Source material:
------------------------
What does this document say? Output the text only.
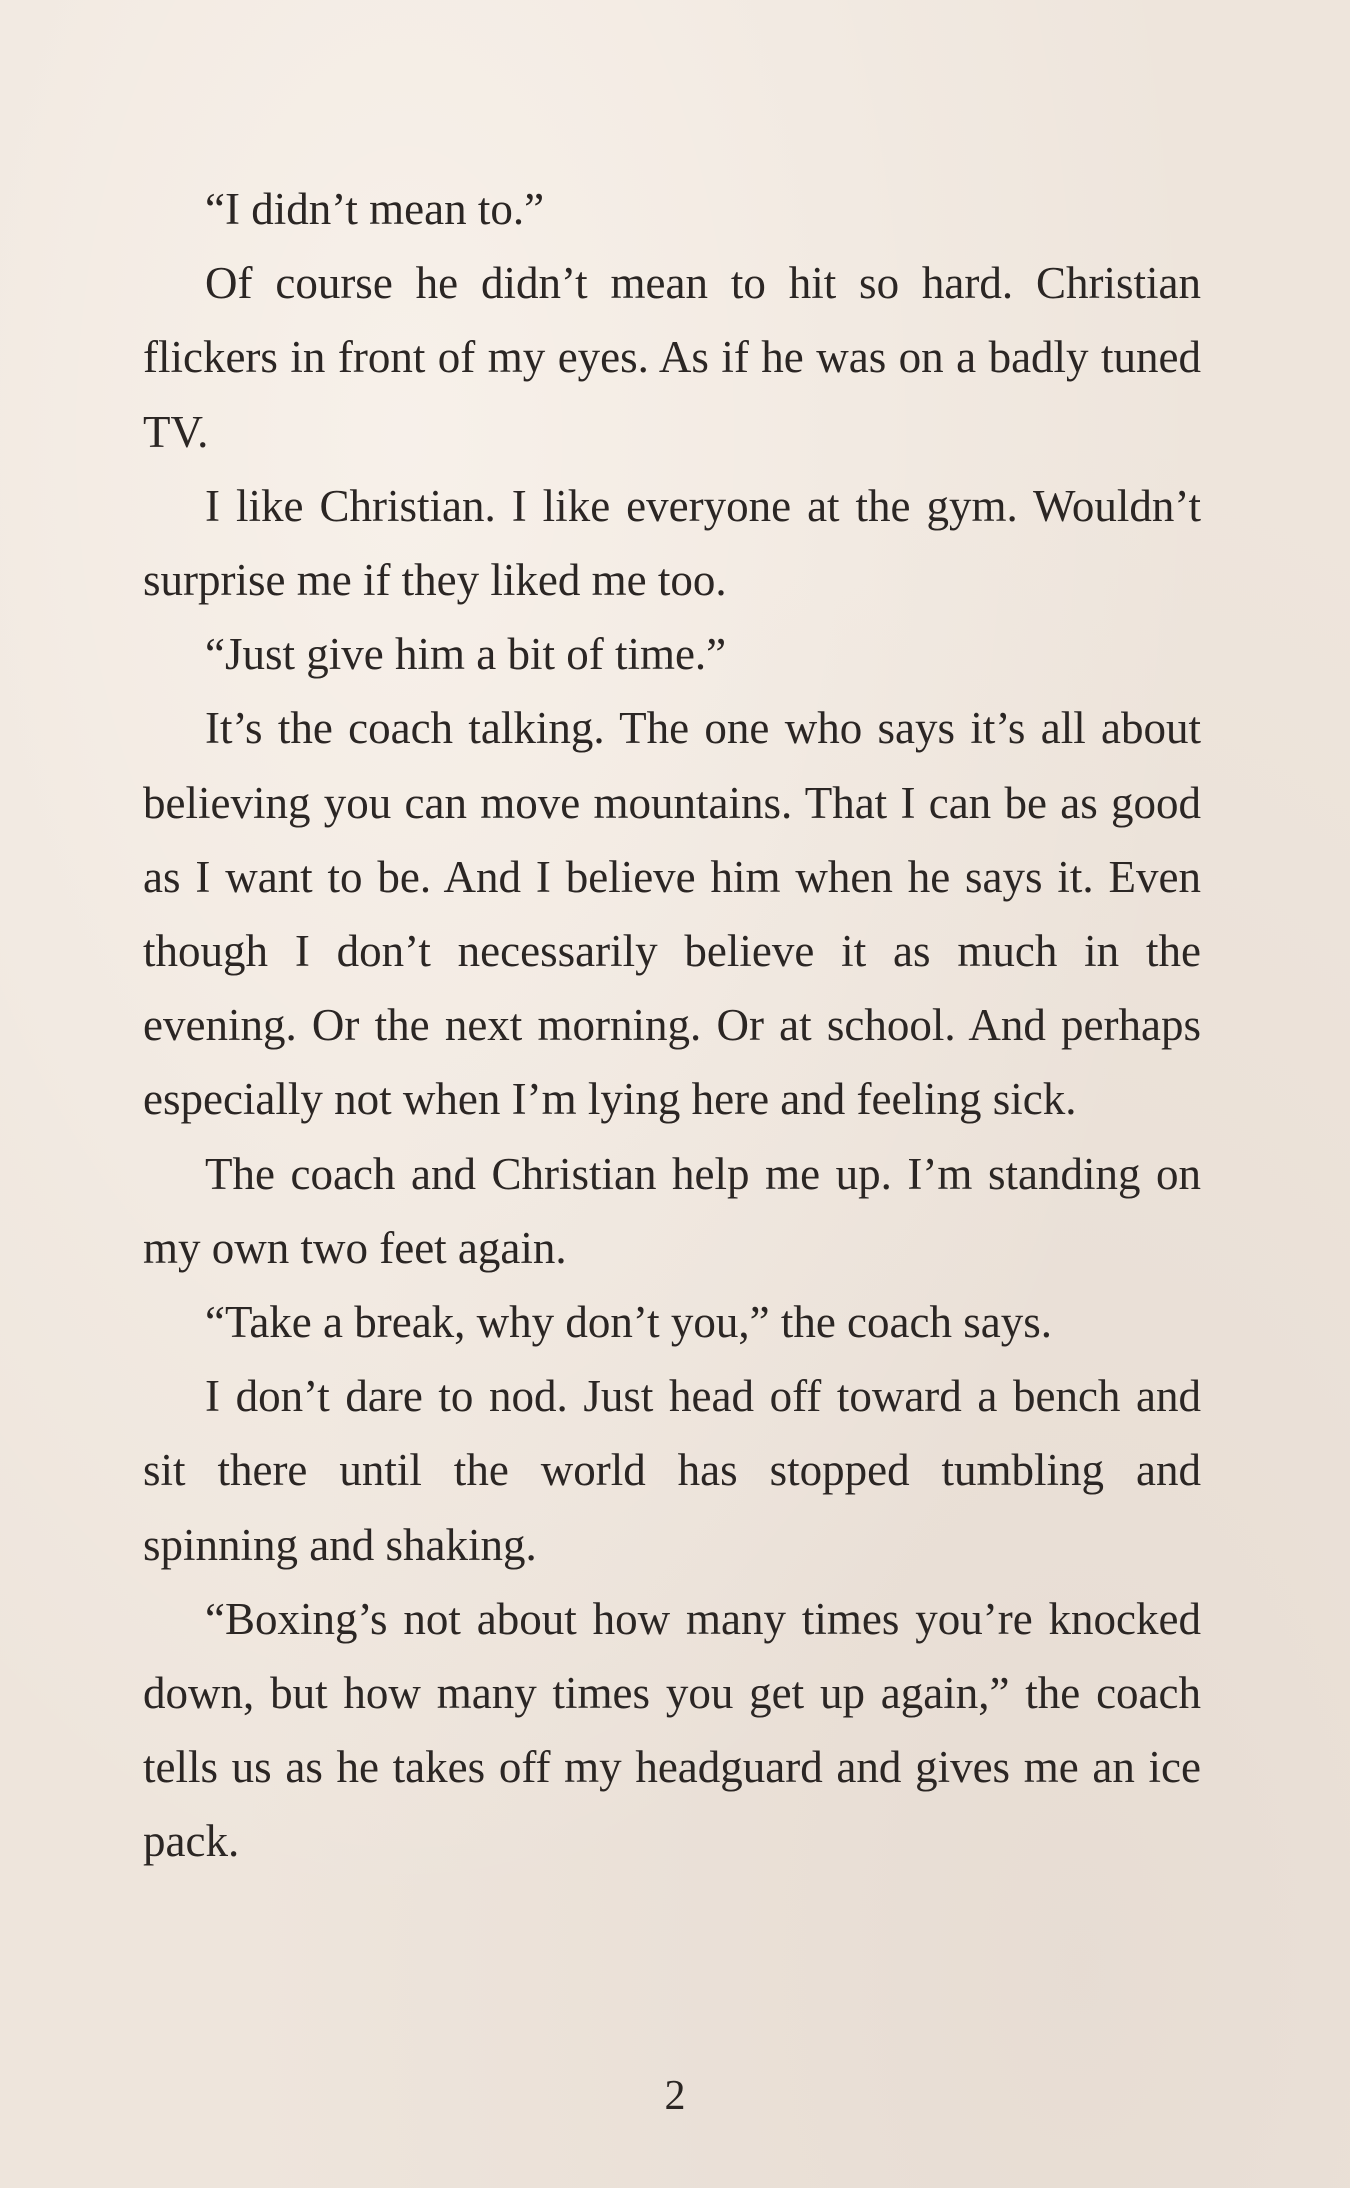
“I didn’t mean to.”

Of course he didn’t mean to hit so hard. Christian flickers in front of my eyes. As if he was on a badly tuned TV.

I like Christian. I like everyone at the gym. Wouldn’t surprise me if they liked me too.

“Just give him a bit of time.”

It’s the coach talking. The one who says it’s all about believing you can move mountains. That I can be as good as I want to be. And I believe him when he says it. Even though I don’t necessarily believe it as much in the evening. Or the next morning. Or at school. And perhaps especially not when I’m lying here and feeling sick.

The coach and Christian help me up. I’m standing on my own two feet again.

“Take a break, why don’t you,” the coach says.

I don’t dare to nod. Just head off toward a bench and sit there until the world has stopped tumbling and spinning and shaking.

“Boxing’s not about how many times you’re knocked down, but how many times you get up again,” the coach tells us as he takes off my headguard and gives me an ice pack.

2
------------------------
Instruction: Check the data for the word "mean" and pull out the lines that have it.

Task result:
“I didn’t mean to.”
Of course he didn’t mean to hit so hard. Christian flickers in front of my eyes. As if he was on a badly tuned TV.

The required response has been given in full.